[Stored data]

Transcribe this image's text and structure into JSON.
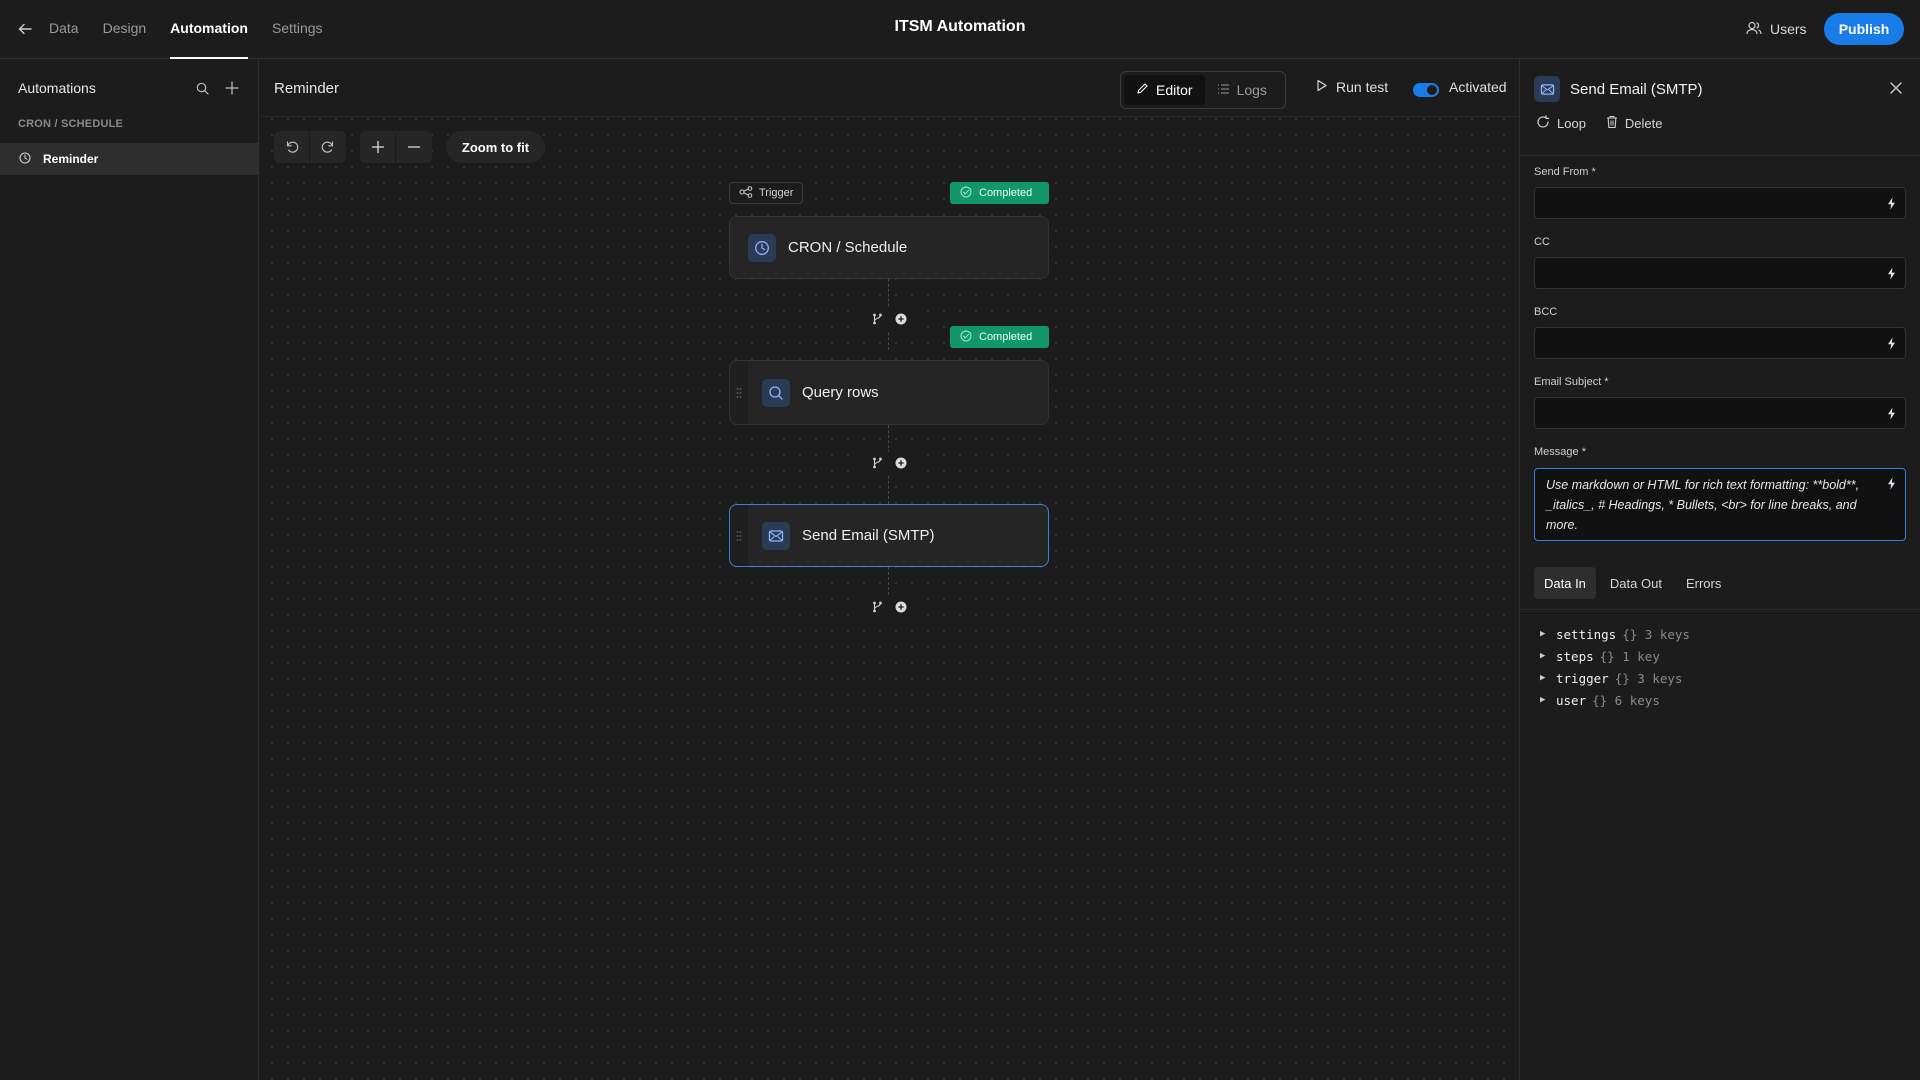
{
  "app": {
    "title": "ITSM Automation",
    "nav": [
      "Data",
      "Design",
      "Automation",
      "Settings"
    ],
    "active_nav": "Automation",
    "users_label": "Users",
    "publish_label": "Publish"
  },
  "sidebar": {
    "title": "Automations",
    "section": "CRON / SCHEDULE",
    "items": [
      {
        "label": "Reminder"
      }
    ]
  },
  "canvas": {
    "automation_name": "Reminder",
    "modes": [
      "Editor",
      "Logs"
    ],
    "active_mode": "Editor",
    "run_test_label": "Run test",
    "activated_label": "Activated",
    "activated": true,
    "zoom_fit_label": "Zoom to fit",
    "trigger_tag": "Trigger",
    "nodes": [
      {
        "label": "CRON / Schedule",
        "status": "Completed",
        "icon": "clock-icon"
      },
      {
        "label": "Query rows",
        "status": "Completed",
        "icon": "search-icon"
      },
      {
        "label": "Send Email (SMTP)",
        "status": "",
        "icon": "mail-icon"
      }
    ]
  },
  "panel": {
    "title": "Send Email (SMTP)",
    "actions": [
      "Loop",
      "Delete"
    ],
    "fields": [
      {
        "label": "Send From *",
        "value": ""
      },
      {
        "label": "CC",
        "value": ""
      },
      {
        "label": "BCC",
        "value": ""
      },
      {
        "label": "Email Subject *",
        "value": ""
      }
    ],
    "message_label": "Message *",
    "message_placeholder": "Use markdown or HTML for rich text formatting: **bold**, _italics_, # Headings, * Bullets, <br> for line breaks, and more.",
    "data_tabs": [
      "Data In",
      "Data Out",
      "Errors"
    ],
    "active_data_tab": "Data In",
    "tree": [
      {
        "key": "settings",
        "meta": "{} 3 keys"
      },
      {
        "key": "steps",
        "meta": "{} 1 key"
      },
      {
        "key": "trigger",
        "meta": "{} 3 keys"
      },
      {
        "key": "user",
        "meta": "{} 6 keys"
      }
    ]
  },
  "colors": {
    "accent": "#1a7ce8",
    "completed": "#12966b",
    "selected_border": "#3b7fd9",
    "background": "#1c1c1c"
  }
}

What is needed:
Establish how many lines of the material above hold the word "title". Nothing but the count should be returned.

Response below:
3